#### [Aim of the task]
Your task is to output the data exactly as it stands.

(Source records)
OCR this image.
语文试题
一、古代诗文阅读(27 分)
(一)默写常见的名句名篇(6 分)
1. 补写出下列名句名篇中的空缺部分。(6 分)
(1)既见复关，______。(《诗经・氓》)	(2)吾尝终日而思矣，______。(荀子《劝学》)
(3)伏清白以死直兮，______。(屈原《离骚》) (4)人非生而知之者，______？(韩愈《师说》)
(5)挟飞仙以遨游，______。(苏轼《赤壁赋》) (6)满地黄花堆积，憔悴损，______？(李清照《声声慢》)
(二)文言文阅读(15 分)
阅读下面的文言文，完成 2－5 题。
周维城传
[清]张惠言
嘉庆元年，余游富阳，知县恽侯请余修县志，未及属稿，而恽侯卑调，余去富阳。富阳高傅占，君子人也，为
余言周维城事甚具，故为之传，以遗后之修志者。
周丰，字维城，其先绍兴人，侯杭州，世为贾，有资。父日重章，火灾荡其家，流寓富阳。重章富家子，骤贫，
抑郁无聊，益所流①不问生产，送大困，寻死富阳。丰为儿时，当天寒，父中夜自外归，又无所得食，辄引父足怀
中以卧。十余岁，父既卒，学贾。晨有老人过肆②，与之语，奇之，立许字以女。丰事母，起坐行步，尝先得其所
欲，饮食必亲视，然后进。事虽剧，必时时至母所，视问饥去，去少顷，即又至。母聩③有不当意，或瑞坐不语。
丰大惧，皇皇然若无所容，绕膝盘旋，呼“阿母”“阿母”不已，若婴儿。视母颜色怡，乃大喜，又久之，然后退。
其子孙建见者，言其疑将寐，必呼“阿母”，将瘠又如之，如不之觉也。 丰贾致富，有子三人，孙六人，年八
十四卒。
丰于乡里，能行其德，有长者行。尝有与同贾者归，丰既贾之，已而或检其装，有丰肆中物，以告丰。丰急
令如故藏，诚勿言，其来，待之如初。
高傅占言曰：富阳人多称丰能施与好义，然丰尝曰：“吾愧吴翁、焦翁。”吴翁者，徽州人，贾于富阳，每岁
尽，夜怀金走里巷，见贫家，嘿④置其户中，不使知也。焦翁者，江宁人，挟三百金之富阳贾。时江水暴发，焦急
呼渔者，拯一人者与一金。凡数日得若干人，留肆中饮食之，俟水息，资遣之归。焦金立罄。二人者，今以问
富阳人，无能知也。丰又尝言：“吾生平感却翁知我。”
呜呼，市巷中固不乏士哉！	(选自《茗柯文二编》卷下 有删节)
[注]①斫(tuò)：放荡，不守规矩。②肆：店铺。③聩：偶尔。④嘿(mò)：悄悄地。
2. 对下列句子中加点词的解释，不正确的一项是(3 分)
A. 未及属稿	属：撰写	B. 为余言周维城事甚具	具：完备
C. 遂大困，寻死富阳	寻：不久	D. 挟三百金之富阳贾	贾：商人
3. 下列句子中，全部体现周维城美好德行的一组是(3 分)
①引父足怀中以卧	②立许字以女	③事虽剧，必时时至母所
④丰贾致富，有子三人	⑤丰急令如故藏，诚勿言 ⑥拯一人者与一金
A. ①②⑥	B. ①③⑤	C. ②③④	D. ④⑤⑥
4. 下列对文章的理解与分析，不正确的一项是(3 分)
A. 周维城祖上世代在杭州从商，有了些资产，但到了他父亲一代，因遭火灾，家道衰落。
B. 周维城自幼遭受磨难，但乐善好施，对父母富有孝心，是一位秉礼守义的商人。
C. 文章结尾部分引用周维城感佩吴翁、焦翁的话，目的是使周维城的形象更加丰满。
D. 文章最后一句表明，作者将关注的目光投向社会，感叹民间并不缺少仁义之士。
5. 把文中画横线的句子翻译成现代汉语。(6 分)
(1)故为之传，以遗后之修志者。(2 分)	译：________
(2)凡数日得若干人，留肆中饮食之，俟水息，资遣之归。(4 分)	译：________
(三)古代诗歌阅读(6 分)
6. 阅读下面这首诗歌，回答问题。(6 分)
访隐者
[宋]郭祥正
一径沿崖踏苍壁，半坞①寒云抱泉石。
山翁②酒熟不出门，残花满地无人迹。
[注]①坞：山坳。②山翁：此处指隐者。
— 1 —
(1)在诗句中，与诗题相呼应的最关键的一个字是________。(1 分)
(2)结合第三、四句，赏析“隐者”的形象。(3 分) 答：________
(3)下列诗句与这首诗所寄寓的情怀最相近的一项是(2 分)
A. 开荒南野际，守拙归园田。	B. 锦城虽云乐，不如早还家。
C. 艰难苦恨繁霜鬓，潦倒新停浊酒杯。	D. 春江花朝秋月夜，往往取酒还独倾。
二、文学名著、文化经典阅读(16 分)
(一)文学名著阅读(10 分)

#### [Solved exercise]
OCR this image.
语文试题
一、古代诗文阅读(27 分)
(一)默写常见的名句名篇(6 分)
1. 补写出下列名句名篇中的空缺部分。(6 分)
(1)既见复关，______。(《诗经・氓》)	(2)吾尝终日而思矣，______。(荀子《劝学》)
(3)伏清白以死直兮，______。(屈原《离骚》) (4)人非生而知之者，______？(韩愈《师说》)
(5)挟飞仙以遨游，______。(苏轼《赤壁赋》) (6)满地黄花堆积，憔悴损，______？(李清照《声声慢》)
(二)文言文阅读(15 分)
阅读下面的文言文，完成 2－5 题。
周维城传
[清]张惠言
嘉庆元年，余游富阳，知县恽侯请余修县志，未及属稿，而恽侯卑调，余去富阳。富阳高傅占，君子人也，为
余言周维城事甚具，故为之传，以遗后之修志者。
周丰，字维城，其先绍兴人，侯杭州，世为贾，有资。父日重章，火灾荡其家，流寓富阳。重章富家子，骤贫，
抑郁无聊，益所流①不问生产，送大困，寻死富阳。丰为儿时，当天寒，父中夜自外归，又无所得食，辄引父足怀
中以卧。十余岁，父既卒，学贾。晨有老人过肆②，与之语，奇之，立许字以女。丰事母，起坐行步，尝先得其所
欲，饮食必亲视，然后进。事虽剧，必时时至母所，视问饥去，去少顷，即又至。母聩③有不当意，或瑞坐不语。
丰大惧，皇皇然若无所容，绕膝盘旋，呼“阿母”“阿母”不已，若婴儿。视母颜色怡，乃大喜，又久之，然后退。
其子孙建见者，言其疑将寐，必呼“阿母”，将瘠又如之，如不之觉也。 丰贾致富，有子三人，孙六人，年八
十四卒。
丰于乡里，能行其德，有长者行。尝有与同贾者归，丰既贾之，已而或检其装，有丰肆中物，以告丰。丰急
令如故藏，诚勿言，其来，待之如初。
高傅占言曰：富阳人多称丰能施与好义，然丰尝曰：“吾愧吴翁、焦翁。”吴翁者，徽州人，贾于富阳，每岁
尽，夜怀金走里巷，见贫家，嘿④置其户中，不使知也。焦翁者，江宁人，挟三百金之富阳贾。时江水暴发，焦急
呼渔者，拯一人者与一金。凡数日得若干人，留肆中饮食之，俟水息，资遣之归。焦金立罄。二人者，今以问
富阳人，无能知也。丰又尝言：“吾生平感却翁知我。”
呜呼，市巷中固不乏士哉！	(选自《茗柯文二编》卷下 有删节)
[注]①斫(tuò)：放荡，不守规矩。②肆：店铺。③聩：偶尔。④嘿(mò)：悄悄地。
2. 对下列句子中加点词的解释，不正确的一项是(3 分)
A. 未及属稿	属：撰写	B. 为余言周维城事甚具	具：完备
C. 遂大困，寻死富阳	寻：不久	D. 挟三百金之富阳贾	贾：商人
3. 下列句子中，全部体现周维城美好德行的一组是(3 分)
①引父足怀中以卧	②立许字以女	③事虽剧，必时时至母所
④丰贾致富，有子三人	⑤丰急令如故藏，诚勿言 ⑥拯一人者与一金
A. ①②⑥	B. ①③⑤	C. ②③④	D. ④⑤⑥
4. 下列对文章的理解与分析，不正确的一项是(3 分)
A. 周维城祖上世代在杭州从商，有了些资产，但到了他父亲一代，因遭火灾，家道衰落。
B. 周维城自幼遭受磨难，但乐善好施，对父母富有孝心，是一位秉礼守义的商人。
C. 文章结尾部分引用周维城感佩吴翁、焦翁的话，目的是使周维城的形象更加丰满。
D. 文章最后一句表明，作者将关注的目光投向社会，感叹民间并不缺少仁义之士。
5. 把文中画横线的句子翻译成现代汉语。(6 分)
(1)故为之传，以遗后之修志者。(2 分)	译：________
(2)凡数日得若干人，留肆中饮食之，俟水息，资遣之归。(4 分)	译：________
(三)古代诗歌阅读(6 分)
6. 阅读下面这首诗歌，回答问题。(6 分)
访隐者
[宋]郭祥正
一径沿崖踏苍壁，半坞①寒云抱泉石。
山翁②酒熟不出门，残花满地无人迹。
[注]①坞：山坳。②山翁：此处指隐者。
— 1 —
(1)在诗句中，与诗题相呼应的最关键的一个字是________。(1 分)
(2)结合第三、四句，赏析“隐者”的形象。(3 分) 答：________
(3)下列诗句与这首诗所寄寓的情怀最相近的一项是(2 分)
A. 开荒南野际，守拙归园田。	B. 锦城虽云乐，不如早还家。
C. 艰难苦恨繁霜鬓，潦倒新停浊酒杯。	D. 春江花朝秋月夜，往往取酒还独倾。
二、文学名著、文化经典阅读(16 分)
(一)文学名著阅读(10 分)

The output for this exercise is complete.